◆ TASK DETAILS: Return only those lines of the listing that hold the word "ingesta".

◆ GIVEN RECORDS:
=======
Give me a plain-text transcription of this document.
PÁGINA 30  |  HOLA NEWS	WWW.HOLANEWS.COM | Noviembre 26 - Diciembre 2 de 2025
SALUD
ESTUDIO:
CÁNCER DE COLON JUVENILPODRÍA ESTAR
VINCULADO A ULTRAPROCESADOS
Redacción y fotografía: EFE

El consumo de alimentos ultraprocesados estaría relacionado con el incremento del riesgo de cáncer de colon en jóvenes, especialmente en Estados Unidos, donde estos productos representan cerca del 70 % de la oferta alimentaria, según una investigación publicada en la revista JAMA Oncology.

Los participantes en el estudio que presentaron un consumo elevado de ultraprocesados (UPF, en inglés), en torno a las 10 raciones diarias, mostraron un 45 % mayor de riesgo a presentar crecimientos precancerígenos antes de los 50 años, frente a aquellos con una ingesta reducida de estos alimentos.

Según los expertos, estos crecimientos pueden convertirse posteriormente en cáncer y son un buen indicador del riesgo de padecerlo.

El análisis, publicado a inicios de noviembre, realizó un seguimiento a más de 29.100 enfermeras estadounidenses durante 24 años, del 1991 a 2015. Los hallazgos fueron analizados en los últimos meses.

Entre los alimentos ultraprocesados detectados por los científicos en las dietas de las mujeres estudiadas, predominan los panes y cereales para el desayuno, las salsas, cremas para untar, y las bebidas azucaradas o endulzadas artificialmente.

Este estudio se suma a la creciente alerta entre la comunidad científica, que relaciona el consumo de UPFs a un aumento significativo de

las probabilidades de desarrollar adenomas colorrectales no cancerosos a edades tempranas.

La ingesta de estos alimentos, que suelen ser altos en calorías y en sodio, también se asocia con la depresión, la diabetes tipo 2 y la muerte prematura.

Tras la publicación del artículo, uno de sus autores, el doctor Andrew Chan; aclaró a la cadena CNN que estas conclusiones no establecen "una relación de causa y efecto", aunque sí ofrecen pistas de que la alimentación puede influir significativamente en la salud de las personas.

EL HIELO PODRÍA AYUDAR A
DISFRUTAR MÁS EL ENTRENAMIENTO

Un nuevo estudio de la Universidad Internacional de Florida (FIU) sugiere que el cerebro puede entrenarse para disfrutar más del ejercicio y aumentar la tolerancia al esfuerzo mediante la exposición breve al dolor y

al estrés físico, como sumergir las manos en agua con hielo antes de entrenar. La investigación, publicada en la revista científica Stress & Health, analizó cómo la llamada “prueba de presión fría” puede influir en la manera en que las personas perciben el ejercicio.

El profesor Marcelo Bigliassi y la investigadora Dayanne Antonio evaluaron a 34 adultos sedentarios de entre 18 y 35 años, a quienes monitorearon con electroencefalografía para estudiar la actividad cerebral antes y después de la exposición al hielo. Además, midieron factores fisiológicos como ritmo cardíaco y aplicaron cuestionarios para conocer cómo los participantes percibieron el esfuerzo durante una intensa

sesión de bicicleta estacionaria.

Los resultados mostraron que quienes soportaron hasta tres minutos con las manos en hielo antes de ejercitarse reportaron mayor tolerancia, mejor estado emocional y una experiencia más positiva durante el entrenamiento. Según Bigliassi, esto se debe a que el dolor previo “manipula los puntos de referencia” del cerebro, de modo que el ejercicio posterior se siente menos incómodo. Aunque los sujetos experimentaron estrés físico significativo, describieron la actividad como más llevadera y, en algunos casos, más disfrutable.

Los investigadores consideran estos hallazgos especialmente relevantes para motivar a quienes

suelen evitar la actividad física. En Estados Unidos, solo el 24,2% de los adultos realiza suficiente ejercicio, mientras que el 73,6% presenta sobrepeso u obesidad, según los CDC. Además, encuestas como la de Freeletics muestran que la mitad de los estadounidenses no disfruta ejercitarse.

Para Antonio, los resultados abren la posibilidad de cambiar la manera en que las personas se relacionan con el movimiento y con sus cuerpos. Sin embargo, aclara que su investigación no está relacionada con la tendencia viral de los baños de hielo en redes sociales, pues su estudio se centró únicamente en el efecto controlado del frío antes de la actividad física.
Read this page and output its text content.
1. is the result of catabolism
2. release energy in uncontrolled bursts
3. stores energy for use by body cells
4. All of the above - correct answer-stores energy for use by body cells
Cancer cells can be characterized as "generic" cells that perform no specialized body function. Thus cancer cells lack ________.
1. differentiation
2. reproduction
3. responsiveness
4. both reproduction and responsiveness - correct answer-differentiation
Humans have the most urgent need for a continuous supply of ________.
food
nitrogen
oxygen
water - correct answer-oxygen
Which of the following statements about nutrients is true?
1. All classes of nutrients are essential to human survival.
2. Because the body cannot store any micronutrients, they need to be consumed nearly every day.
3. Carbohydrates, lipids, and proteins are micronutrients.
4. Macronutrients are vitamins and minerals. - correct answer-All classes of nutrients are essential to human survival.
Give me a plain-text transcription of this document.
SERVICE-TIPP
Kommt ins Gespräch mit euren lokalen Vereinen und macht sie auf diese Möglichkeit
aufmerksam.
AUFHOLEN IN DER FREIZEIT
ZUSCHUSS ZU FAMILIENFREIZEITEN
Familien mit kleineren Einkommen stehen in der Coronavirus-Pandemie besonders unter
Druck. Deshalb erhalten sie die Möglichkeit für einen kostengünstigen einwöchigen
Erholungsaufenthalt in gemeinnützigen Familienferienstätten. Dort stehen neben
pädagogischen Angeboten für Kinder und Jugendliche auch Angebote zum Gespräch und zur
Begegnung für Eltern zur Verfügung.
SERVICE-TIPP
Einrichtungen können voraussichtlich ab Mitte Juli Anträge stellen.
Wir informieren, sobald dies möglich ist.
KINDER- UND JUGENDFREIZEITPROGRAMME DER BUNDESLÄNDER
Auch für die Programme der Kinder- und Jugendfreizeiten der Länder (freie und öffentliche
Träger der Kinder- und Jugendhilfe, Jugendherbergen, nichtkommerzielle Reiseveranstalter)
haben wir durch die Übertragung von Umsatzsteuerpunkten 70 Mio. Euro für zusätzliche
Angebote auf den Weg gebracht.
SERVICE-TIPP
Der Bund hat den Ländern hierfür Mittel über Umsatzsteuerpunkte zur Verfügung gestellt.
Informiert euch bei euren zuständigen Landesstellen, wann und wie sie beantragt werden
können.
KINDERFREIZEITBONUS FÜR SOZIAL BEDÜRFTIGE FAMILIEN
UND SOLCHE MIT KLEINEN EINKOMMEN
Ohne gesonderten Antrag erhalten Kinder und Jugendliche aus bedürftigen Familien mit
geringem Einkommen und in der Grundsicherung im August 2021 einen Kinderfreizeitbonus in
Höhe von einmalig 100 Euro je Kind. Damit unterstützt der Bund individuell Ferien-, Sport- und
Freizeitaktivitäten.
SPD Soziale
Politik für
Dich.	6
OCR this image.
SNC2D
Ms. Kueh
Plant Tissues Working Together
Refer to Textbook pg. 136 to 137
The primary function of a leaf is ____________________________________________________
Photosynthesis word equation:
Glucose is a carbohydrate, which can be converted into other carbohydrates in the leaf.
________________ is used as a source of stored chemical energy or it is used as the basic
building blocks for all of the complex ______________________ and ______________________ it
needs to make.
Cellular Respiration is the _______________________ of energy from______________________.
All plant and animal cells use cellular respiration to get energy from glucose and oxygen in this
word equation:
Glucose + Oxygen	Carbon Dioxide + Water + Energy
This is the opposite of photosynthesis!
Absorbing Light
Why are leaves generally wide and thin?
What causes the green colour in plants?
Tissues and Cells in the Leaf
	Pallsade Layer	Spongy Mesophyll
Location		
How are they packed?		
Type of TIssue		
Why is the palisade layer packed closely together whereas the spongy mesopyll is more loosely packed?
=======
◆ SOLUTION:
Los participantes en el estudio que presentaron un consumo elevado de ultraprocesados (UPF, en inglés), en torno a las 10 raciones diarias, mostraron un 45 % mayor de riesgo a presentar crecimientos precancerígenos antes de los 50 años, frente a aquellos con una ingesta reducida de estos alimentos.
La ingesta de estos alimentos, que suelen ser altos en calorías y en sodio, también se asocia con la depresión, la diabetes tipo 2 y la muerte prematura.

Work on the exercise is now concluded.